* _WHAT IS NEEDED_: Your task is to repeat the entries exactly. Leave the pictures out.

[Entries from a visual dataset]
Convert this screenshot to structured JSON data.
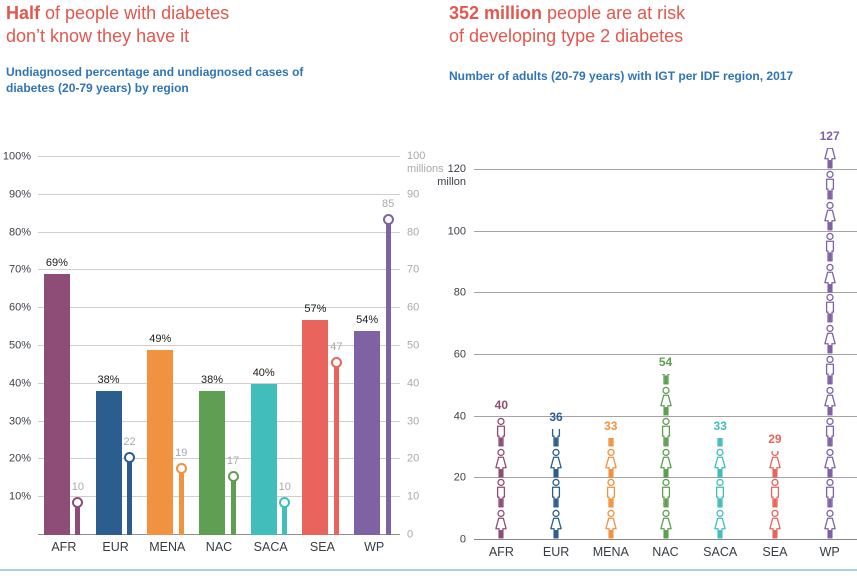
{
  "theme": {
    "title_color": "#e2574e",
    "subtitle_color": "#2f74b5",
    "rule_color": "#aecfe8"
  },
  "left_panel": {
    "title_lead": "Half",
    "title_rest": " of people with diabetes\ndon’t know they have it",
    "subtitle": "Undiagnosed percentage and undiagnosed cases of\ndiabetes (20-79 years) by region"
  },
  "right_panel": {
    "title_lead": "352 million",
    "title_rest": " people are at risk\nof developing type 2 diabetes",
    "subtitle": "Number of adults (20-79 years) with IGT per IDF region, 2017"
  },
  "chart_data": [
    {
      "type": "bar",
      "title": "Half of people with diabetes don’t know they have it",
      "subtitle": "Undiagnosed percentage and undiagnosed cases of diabetes (20-79 years) by region",
      "categories": [
        "AFR",
        "EUR",
        "MENA",
        "NAC",
        "SACA",
        "SEA",
        "WP"
      ],
      "series": [
        {
          "name": "Undiagnosed percentage",
          "unit": "%",
          "values": [
            69,
            38,
            49,
            38,
            40,
            57,
            54
          ],
          "labels": [
            "69%",
            "38%",
            "49%",
            "38%",
            "40%",
            "57%",
            "54%"
          ]
        },
        {
          "name": "Undiagnosed cases",
          "unit": "millions",
          "values": [
            10,
            22,
            19,
            17,
            10,
            47,
            85
          ],
          "labels": [
            "10",
            "22",
            "19",
            "17",
            "10",
            "47",
            "85"
          ]
        }
      ],
      "colors": [
        "#8e4d76",
        "#2b5d8e",
        "#f0923f",
        "#5f9f53",
        "#41bebc",
        "#e9645c",
        "#7e62a4"
      ],
      "left_axis": {
        "min": 0,
        "max": 100,
        "step": 10,
        "suffix": "%"
      },
      "right_axis": {
        "min": 0,
        "max": 100,
        "step": 10,
        "top_label": [
          "100",
          "millions"
        ]
      },
      "grid": true,
      "legend": "none"
    },
    {
      "type": "pictogram",
      "title": "352 million people are at risk of developing type 2 diabetes",
      "subtitle": "Number of adults (20-79 years) with IGT per IDF region, 2017",
      "categories": [
        "AFR",
        "EUR",
        "MENA",
        "NAC",
        "SACA",
        "SEA",
        "WP"
      ],
      "values": [
        40,
        36,
        33,
        54,
        33,
        29,
        127
      ],
      "value_unit": "million",
      "per_icon": 10,
      "colors": [
        "#8e4d76",
        "#2b5d8e",
        "#f0923f",
        "#5f9f53",
        "#41bebc",
        "#e9645c",
        "#7e62a4"
      ],
      "y_axis": {
        "min": 0,
        "max": 120,
        "step": 20,
        "unit_label": "millon"
      },
      "grid": true,
      "legend": "none"
    }
  ]
}
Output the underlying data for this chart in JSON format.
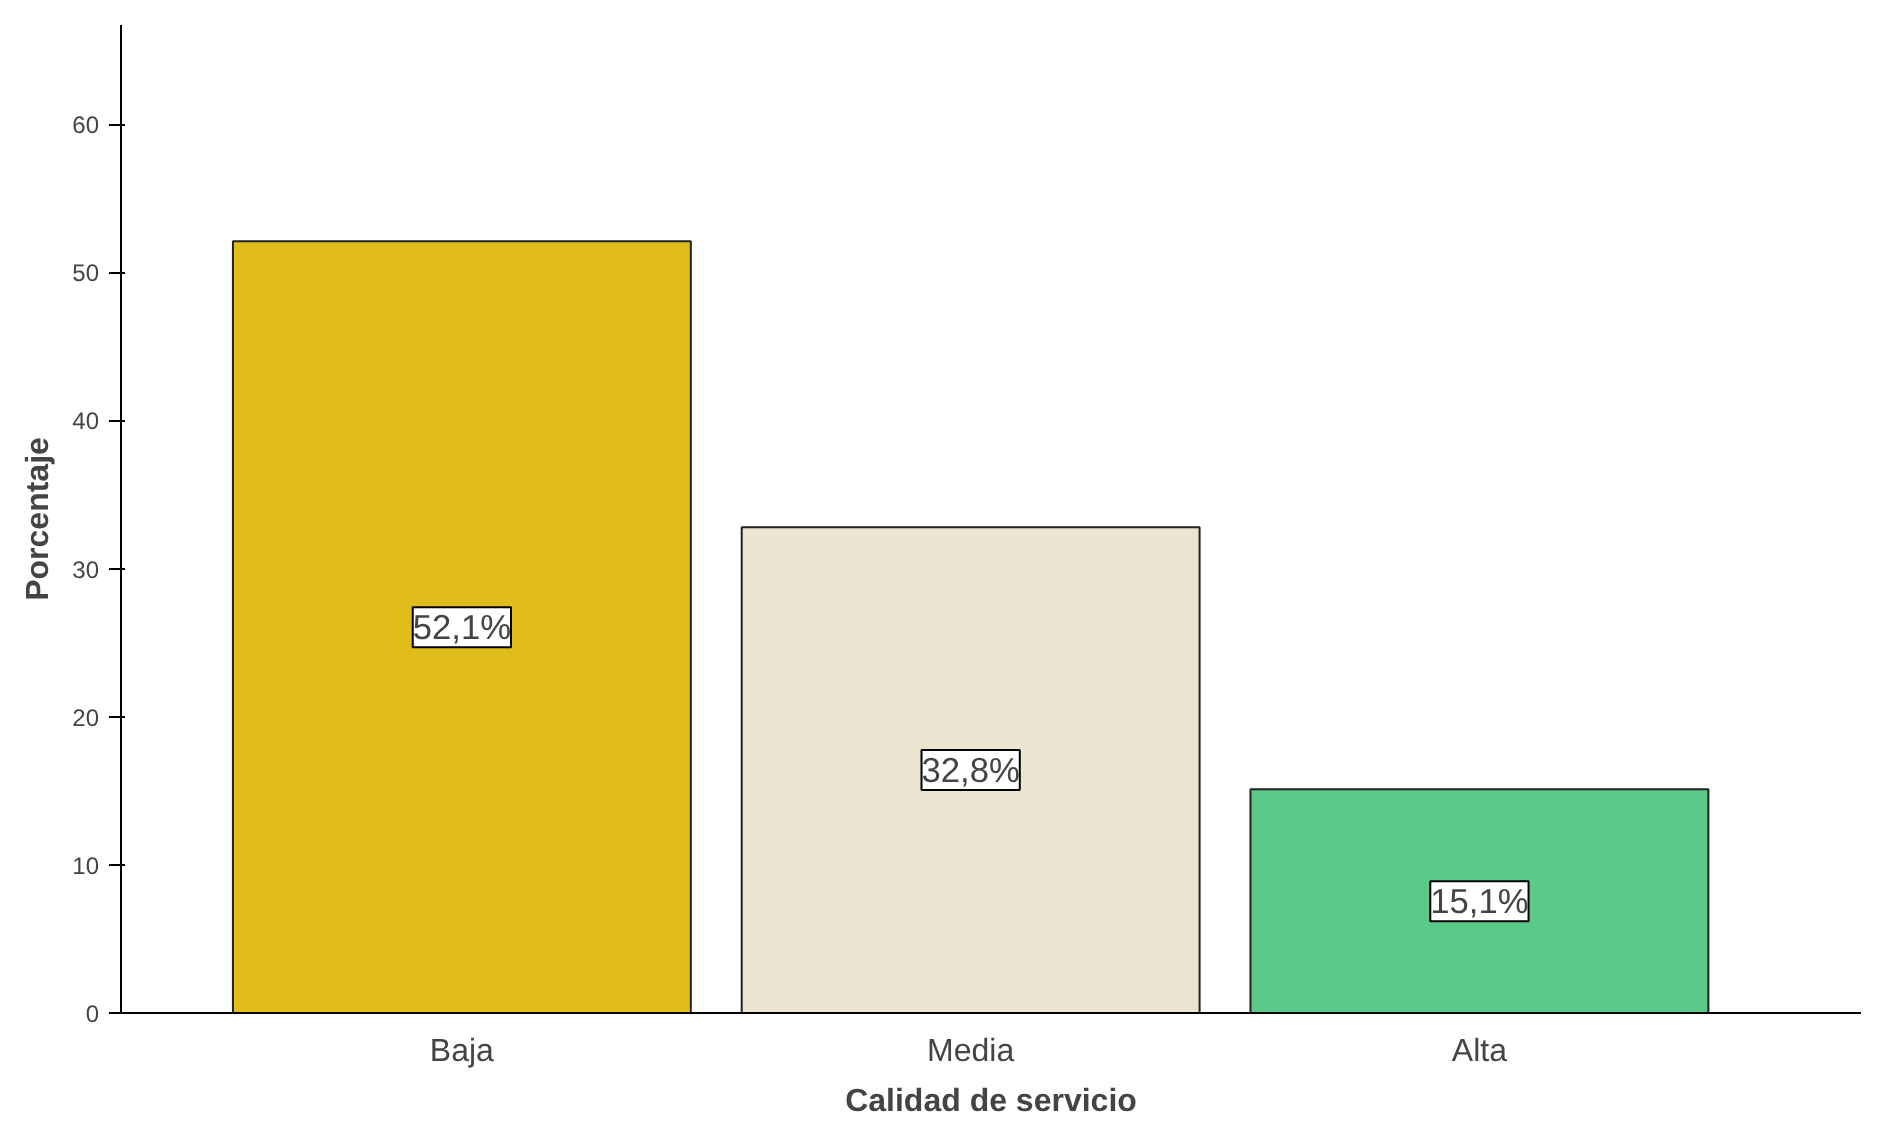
{
  "chart_data": {
    "type": "bar",
    "xlabel": "Calidad de servicio",
    "ylabel": "Porcentaje",
    "categories": [
      "Baja",
      "Media",
      "Alta"
    ],
    "values": [
      52.1,
      32.8,
      15.1
    ],
    "colors": [
      "#e0bc1c",
      "#ebe4d0",
      "#5bc98a"
    ],
    "value_labels": [
      "52,1%",
      "32,8%",
      "15,1%"
    ],
    "ylim": [
      0,
      66.7
    ],
    "yticks": [
      0,
      10,
      20,
      30,
      40,
      50,
      60
    ],
    "grid": false
  }
}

* _FULL RESPONSE_:
Convert this screenshot to structured JSON data.
{
  "theme": {
    "title_color": "#e2574e",
    "subtitle_color": "#2f74b5",
    "rule_color": "#aecfe8"
  },
  "left_panel": {
    "title_lead": "Half",
    "title_rest": " of people with diabetes\ndon’t know they have it",
    "subtitle": "Undiagnosed percentage and undiagnosed cases of\ndiabetes (20-79 years) by region"
  },
  "right_panel": {
    "title_lead": "352 million",
    "title_rest": " people are at risk\nof developing type 2 diabetes",
    "subtitle": "Number of adults (20-79 years) with IGT per IDF region, 2017"
  },
  "chart_data": [
    {
      "type": "bar",
      "title": "Half of people with diabetes don’t know they have it",
      "subtitle": "Undiagnosed percentage and undiagnosed cases of diabetes (20-79 years) by region",
      "categories": [
        "AFR",
        "EUR",
        "MENA",
        "NAC",
        "SACA",
        "SEA",
        "WP"
      ],
      "series": [
        {
          "name": "Undiagnosed percentage",
          "unit": "%",
          "values": [
            69,
            38,
            49,
            38,
            40,
            57,
            54
          ],
          "labels": [
            "69%",
            "38%",
            "49%",
            "38%",
            "40%",
            "57%",
            "54%"
          ]
        },
        {
          "name": "Undiagnosed cases",
          "unit": "millions",
          "values": [
            10,
            22,
            19,
            17,
            10,
            47,
            85
          ],
          "labels": [
            "10",
            "22",
            "19",
            "17",
            "10",
            "47",
            "85"
          ]
        }
      ],
      "colors": [
        "#8e4d76",
        "#2b5d8e",
        "#f0923f",
        "#5f9f53",
        "#41bebc",
        "#e9645c",
        "#7e62a4"
      ],
      "left_axis": {
        "min": 0,
        "max": 100,
        "step": 10,
        "suffix": "%"
      },
      "right_axis": {
        "min": 0,
        "max": 100,
        "step": 10,
        "top_label": [
          "100",
          "millions"
        ]
      },
      "grid": true,
      "legend": "none"
    },
    {
      "type": "pictogram",
      "title": "352 million people are at risk of developing type 2 diabetes",
      "subtitle": "Number of adults (20-79 years) with IGT per IDF region, 2017",
      "categories": [
        "AFR",
        "EUR",
        "MENA",
        "NAC",
        "SACA",
        "SEA",
        "WP"
      ],
      "values": [
        40,
        36,
        33,
        54,
        33,
        29,
        127
      ],
      "value_unit": "million",
      "per_icon": 10,
      "colors": [
        "#8e4d76",
        "#2b5d8e",
        "#f0923f",
        "#5f9f53",
        "#41bebc",
        "#e9645c",
        "#7e62a4"
      ],
      "y_axis": {
        "min": 0,
        "max": 120,
        "step": 20,
        "unit_label": "millon"
      },
      "grid": true,
      "legend": "none"
    }
  ]
}
Output the underlying data for this chart in JSON format.
{
  "chart_data": {
    "type": "bar",
    "xlabel": "Calidad de servicio",
    "ylabel": "Porcentaje",
    "categories": [
      "Baja",
      "Media",
      "Alta"
    ],
    "values": [
      52.1,
      32.8,
      15.1
    ],
    "colors": [
      "#e0bc1c",
      "#ebe4d0",
      "#5bc98a"
    ],
    "value_labels": [
      "52,1%",
      "32,8%",
      "15,1%"
    ],
    "ylim": [
      0,
      66.7
    ],
    "yticks": [
      0,
      10,
      20,
      30,
      40,
      50,
      60
    ],
    "grid": false
  }
}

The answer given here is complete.